In the listing that follows, count each line containing the string "山楂香精" and report only the count.
--- START Records supplied ---
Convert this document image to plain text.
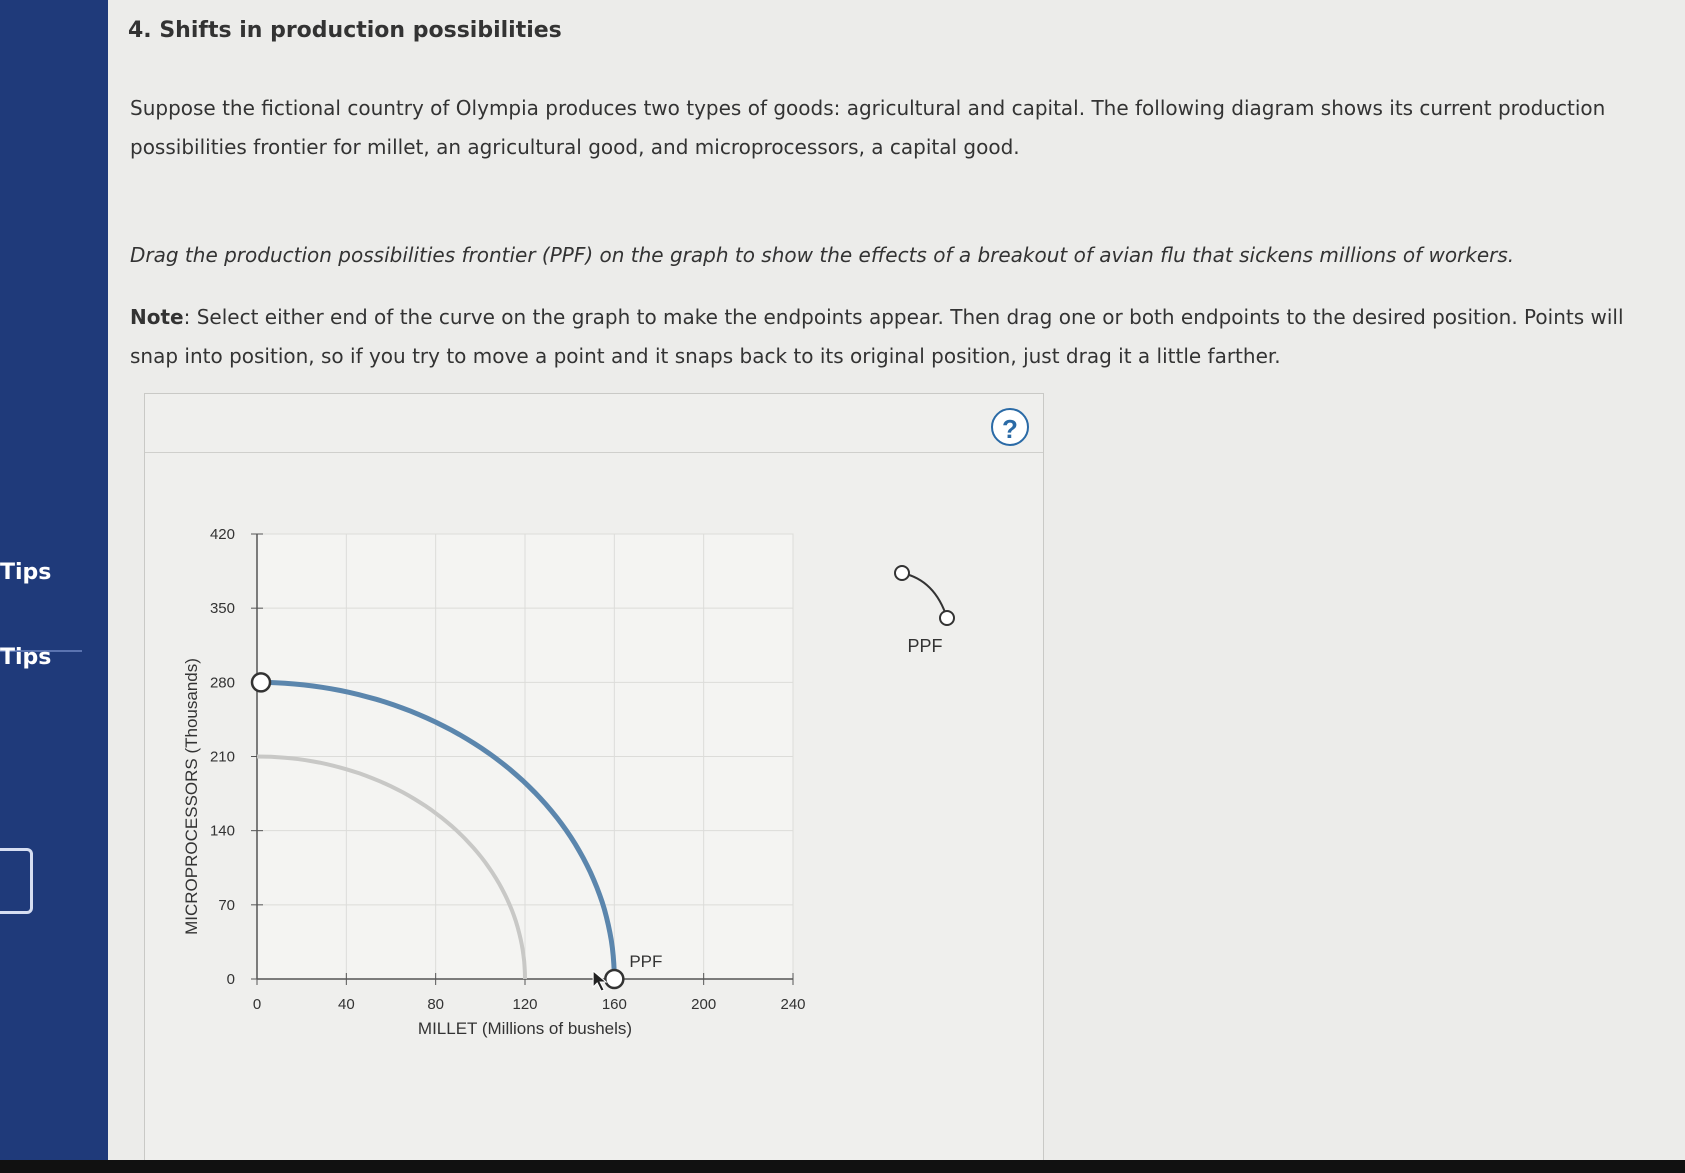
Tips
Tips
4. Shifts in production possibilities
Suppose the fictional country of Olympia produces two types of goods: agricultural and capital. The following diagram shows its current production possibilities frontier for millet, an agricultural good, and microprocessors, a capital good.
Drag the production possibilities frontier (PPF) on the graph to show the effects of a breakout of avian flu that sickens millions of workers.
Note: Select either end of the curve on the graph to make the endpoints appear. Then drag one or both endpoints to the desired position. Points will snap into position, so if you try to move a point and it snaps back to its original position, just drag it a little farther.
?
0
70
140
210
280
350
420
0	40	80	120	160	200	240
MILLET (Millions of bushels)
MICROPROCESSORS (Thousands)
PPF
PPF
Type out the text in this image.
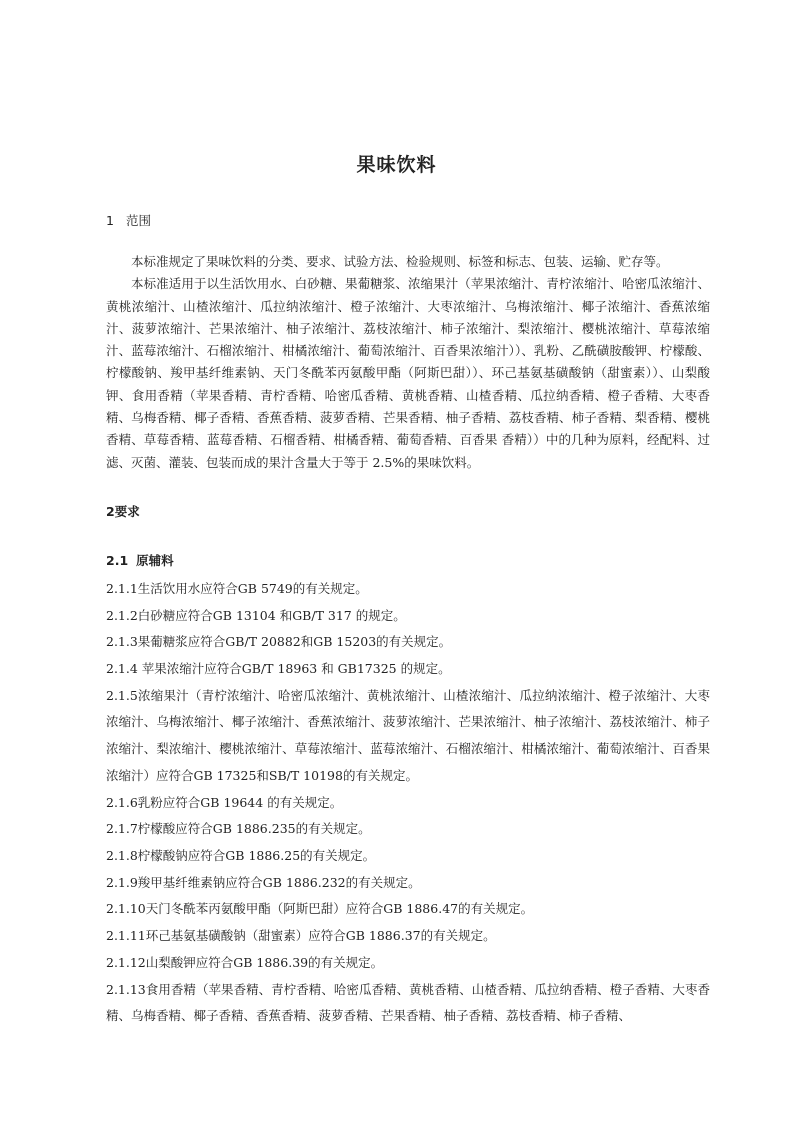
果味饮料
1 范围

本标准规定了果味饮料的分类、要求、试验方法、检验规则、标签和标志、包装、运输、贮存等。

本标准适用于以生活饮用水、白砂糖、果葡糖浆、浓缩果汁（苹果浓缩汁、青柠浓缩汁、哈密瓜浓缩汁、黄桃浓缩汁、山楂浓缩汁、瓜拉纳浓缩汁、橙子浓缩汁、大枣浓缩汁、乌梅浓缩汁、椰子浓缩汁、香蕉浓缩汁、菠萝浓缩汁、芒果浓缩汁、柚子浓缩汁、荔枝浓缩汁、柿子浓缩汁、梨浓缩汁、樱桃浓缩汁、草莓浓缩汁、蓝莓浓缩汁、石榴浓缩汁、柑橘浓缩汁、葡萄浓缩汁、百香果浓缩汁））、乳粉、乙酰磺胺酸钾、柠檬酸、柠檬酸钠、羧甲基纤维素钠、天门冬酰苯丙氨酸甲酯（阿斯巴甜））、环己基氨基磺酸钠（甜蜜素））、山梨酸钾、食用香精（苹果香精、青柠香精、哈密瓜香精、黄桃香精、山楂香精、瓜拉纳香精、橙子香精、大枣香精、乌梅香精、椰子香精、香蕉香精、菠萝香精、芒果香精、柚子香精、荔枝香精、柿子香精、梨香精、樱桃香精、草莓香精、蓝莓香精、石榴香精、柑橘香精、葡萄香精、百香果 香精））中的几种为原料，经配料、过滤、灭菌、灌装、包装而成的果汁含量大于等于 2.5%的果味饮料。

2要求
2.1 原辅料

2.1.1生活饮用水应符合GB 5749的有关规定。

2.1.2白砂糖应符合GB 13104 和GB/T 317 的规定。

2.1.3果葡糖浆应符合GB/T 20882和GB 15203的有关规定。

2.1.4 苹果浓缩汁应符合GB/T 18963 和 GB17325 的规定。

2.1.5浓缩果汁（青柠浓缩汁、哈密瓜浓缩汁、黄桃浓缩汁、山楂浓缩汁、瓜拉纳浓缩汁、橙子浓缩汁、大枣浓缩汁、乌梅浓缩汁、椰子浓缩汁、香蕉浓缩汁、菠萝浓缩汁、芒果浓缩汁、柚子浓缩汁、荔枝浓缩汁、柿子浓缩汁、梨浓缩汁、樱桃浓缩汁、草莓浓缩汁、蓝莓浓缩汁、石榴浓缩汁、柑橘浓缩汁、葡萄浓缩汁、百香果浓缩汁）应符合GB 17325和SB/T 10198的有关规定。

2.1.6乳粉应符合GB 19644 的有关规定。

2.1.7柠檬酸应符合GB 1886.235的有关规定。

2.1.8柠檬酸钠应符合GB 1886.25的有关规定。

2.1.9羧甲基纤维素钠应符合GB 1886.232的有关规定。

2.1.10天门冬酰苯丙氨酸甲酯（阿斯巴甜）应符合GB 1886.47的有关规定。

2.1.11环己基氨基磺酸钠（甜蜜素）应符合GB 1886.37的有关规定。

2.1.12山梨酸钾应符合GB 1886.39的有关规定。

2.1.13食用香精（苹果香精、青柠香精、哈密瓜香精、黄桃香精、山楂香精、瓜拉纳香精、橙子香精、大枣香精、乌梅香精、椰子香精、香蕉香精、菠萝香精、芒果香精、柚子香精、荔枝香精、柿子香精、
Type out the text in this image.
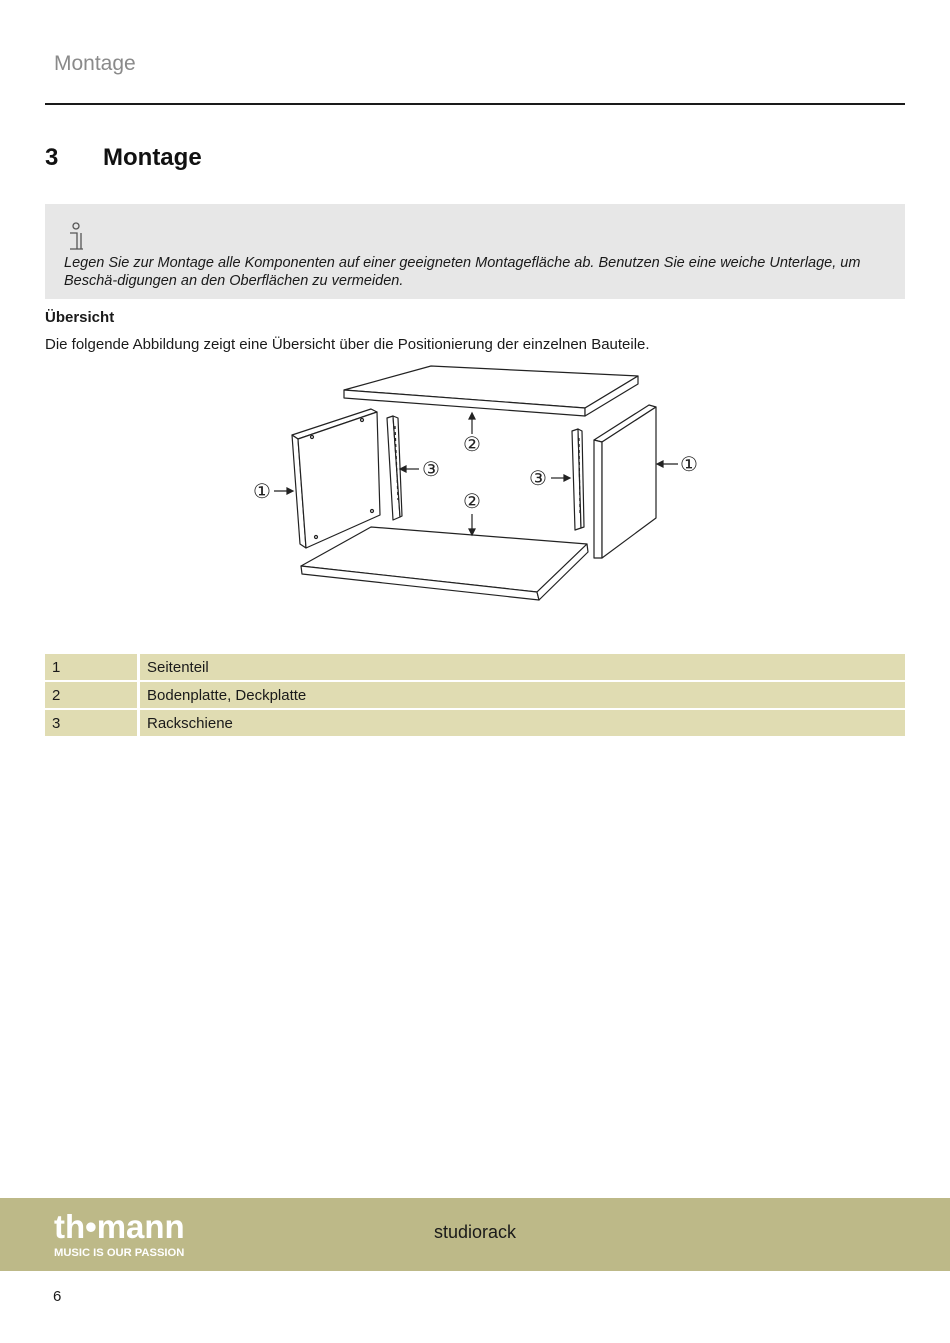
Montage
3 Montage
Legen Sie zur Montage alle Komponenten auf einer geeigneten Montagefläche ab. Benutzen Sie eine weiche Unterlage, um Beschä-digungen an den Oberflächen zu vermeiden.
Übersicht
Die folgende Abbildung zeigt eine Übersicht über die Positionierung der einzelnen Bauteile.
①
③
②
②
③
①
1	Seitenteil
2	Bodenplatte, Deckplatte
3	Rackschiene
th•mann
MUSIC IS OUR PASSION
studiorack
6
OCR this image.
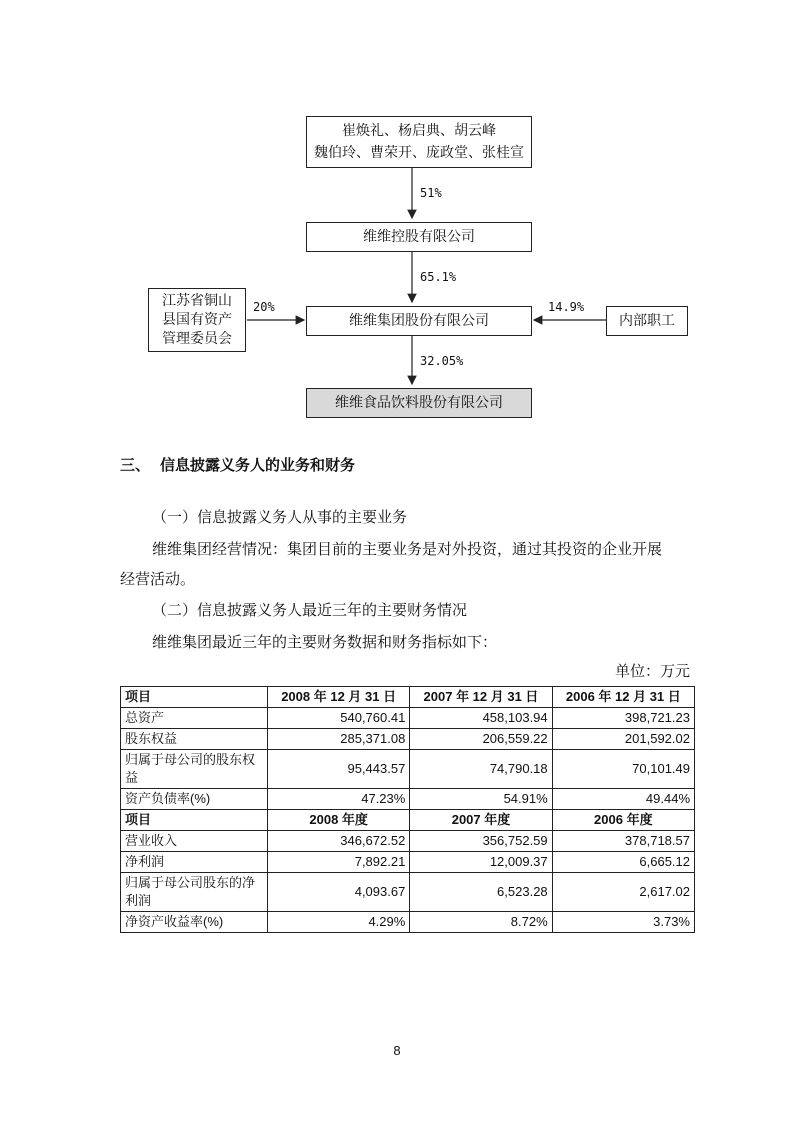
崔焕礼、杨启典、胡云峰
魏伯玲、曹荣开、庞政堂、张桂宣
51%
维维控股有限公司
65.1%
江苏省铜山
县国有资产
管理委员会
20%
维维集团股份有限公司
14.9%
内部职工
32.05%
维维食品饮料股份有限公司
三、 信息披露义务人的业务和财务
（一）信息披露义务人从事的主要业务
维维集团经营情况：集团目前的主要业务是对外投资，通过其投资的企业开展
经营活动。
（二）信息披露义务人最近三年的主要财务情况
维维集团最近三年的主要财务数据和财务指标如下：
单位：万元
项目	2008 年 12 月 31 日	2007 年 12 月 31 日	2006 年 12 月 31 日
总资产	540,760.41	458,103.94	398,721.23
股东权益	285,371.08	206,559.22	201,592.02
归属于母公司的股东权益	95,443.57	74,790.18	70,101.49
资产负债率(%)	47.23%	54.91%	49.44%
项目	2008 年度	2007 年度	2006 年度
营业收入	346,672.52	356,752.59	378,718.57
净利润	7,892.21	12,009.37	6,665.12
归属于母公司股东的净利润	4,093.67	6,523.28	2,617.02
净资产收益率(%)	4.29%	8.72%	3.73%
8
--- END Records supplied ---
Answer to this exercise: 2